Omit every picture while repeating the entries exactly.

§ PROVIDED DATA:
-- BEGIN --
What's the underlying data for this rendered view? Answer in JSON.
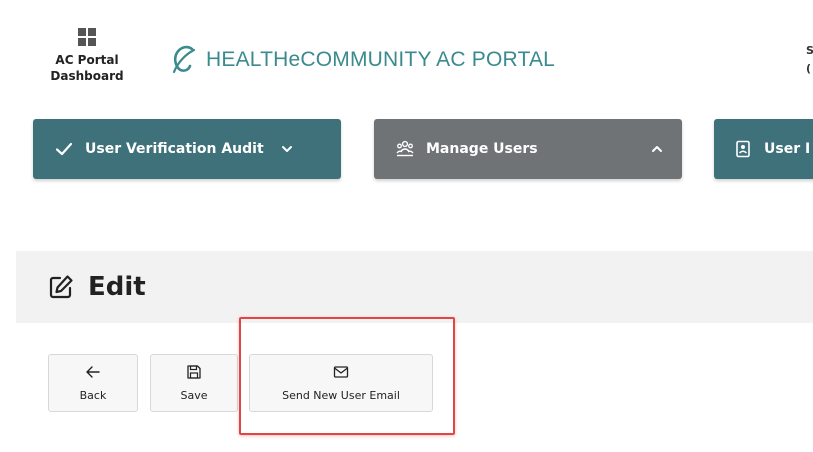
{
  "header": {
    "dashboard_label_line1": "AC Portal",
    "dashboard_label_line2": "Dashboard",
    "brand_title": "HEALTHeCOMMUNITY AC PORTAL",
    "brand_color": "#3a8a8e",
    "cut_text_1": "S",
    "cut_text_2": "("
  },
  "nav": {
    "items": [
      {
        "label": "User Verification Audit",
        "icon": "check-icon",
        "chevron": "chevron-down-icon",
        "color": "#3e7179"
      },
      {
        "label": "Manage Users",
        "icon": "users-icon",
        "chevron": "chevron-up-icon",
        "color": "#6f7376"
      },
      {
        "label": "User I",
        "icon": "document-icon",
        "color": "#3e7179"
      }
    ]
  },
  "panel": {
    "title": "Edit",
    "icon": "edit-icon"
  },
  "toolbar": {
    "back_label": "Back",
    "save_label": "Save",
    "email_label": "Send New User Email"
  },
  "highlight_color": "#e04646"
}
-- END --
§ EXERCISE RESULT:
What's the underlying data for this rendered view? Answer in JSON.
{
  "header": {
    "dashboard_label_line1": "AC Portal",
    "dashboard_label_line2": "Dashboard",
    "brand_title": "HEALTHeCOMMUNITY AC PORTAL",
    "brand_color": "#3a8a8e",
    "cut_text_1": "S",
    "cut_text_2": "("
  },
  "nav": {
    "items": [
      {
        "label": "User Verification Audit",
        "icon": "check-icon",
        "chevron": "chevron-down-icon",
        "color": "#3e7179"
      },
      {
        "label": "Manage Users",
        "icon": "users-icon",
        "chevron": "chevron-up-icon",
        "color": "#6f7376"
      },
      {
        "label": "User I",
        "icon": "document-icon",
        "color": "#3e7179"
      }
    ]
  },
  "panel": {
    "title": "Edit",
    "icon": "edit-icon"
  },
  "toolbar": {
    "back_label": "Back",
    "save_label": "Save",
    "email_label": "Send New User Email"
  },
  "highlight_color": "#e04646"
}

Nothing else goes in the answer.